→ **PETIKAN PILIHAN**
Erros Djarot mengatakan bahwa di era itu banyak kyai yang terkooptasi penguasa. Dan kurang lebih seperti itulah yang ingin disampaikan. Walau begitu, dia bilang, faktor agama digambarkan dengan banyak lewat puisi-puisi yang dibacakan Kyai Willy--meminjam istilah yang digunakan Erros--di film. "Doa itu tak harus melulu literer!" kata Willy. "Kita tak perlu setiap saat mengangkat tangan dan membaca doa-doa."

Kembali ke delapan belas tahun lalu ketika pementasan Kantata Takwa digelar, Willy tak mengira gerakan budaya yang mereka susun malah berkembang menjadi besar. Djody malah mendatangkan paduan suara. Lantas malah merekam lagu-lagu yang mereka buat. "Kalau pementasannya dilarang, minimal lagunya sudah direkam," kata Djody. Djody juga membeli sinar laser untuk pertunjukkan itu. Dan bisa mendapat ijin untuk menggelarnya di stadion. "Bu Tien suka sama Djody soalnya, makanya kami dapet ijin. Djody itu wajahnya mirip Pak Harto waktu muda," kata Erros sambil terbahak.

(Data tersimpan)
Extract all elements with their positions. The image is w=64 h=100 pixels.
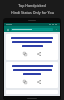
button[interactable]: Copy — [22, 79, 28, 85]
button[interactable]: Copy — [6, 62, 58, 88]
staticText: Hindi Status Only for You — [11, 10, 54, 15]
button[interactable]: Share — [36, 51, 42, 57]
button[interactable]: Copy — [22, 51, 28, 57]
button[interactable]: Share — [36, 79, 42, 85]
button[interactable]: Copy — [6, 34, 58, 60]
button[interactable]: More options — [55, 28, 58, 31]
button[interactable] — [11, 28, 53, 31]
button[interactable]: Menu — [6, 28, 9, 31]
staticText: Top Handpicked — [18, 3, 46, 8]
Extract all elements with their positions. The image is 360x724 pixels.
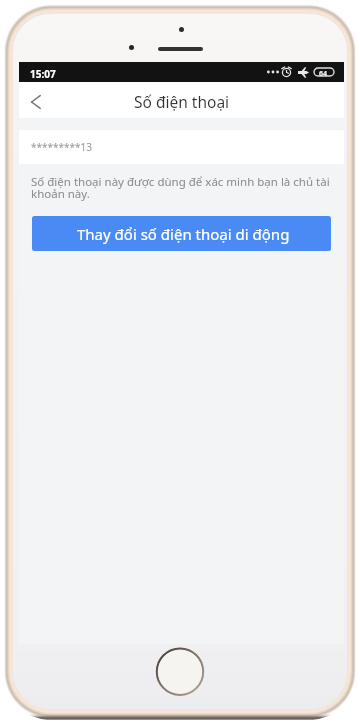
button[interactable]: Thay đổi số điện thoại di động	[32, 216, 331, 251]
staticText: 64	[319, 69, 328, 79]
staticText: Số điện thoại này được dùng để xác minh …	[31, 174, 332, 202]
staticText: *********13	[31, 140, 93, 154]
staticText: Thay đổi số điện thoại di động	[77, 224, 290, 244]
button[interactable]: Back	[19, 82, 55, 118]
staticText: 15:07	[30, 67, 56, 81]
button[interactable]: *********13	[19, 130, 344, 164]
staticText: Số điện thoại	[134, 91, 230, 112]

→ **LATIHAN SINGKAT**
Menurut petikan tentang Kantata Takwa, mengapa Djody merekam lagu-lagu yang mereka buat? Jawab dalam satu sampai tiga kalimat. Kerjakan hanya berdasarkan petikan di atas.

→ **JAWABAN LATIHAN**
Djody merekam lagu-lagu itu untuk berjaga-jaga kalau pementasan Kantata Takwa dilarang. Dengan begitu, walaupun pertunjukannya tidak boleh digelar, paling tidak lagunya sudah direkam.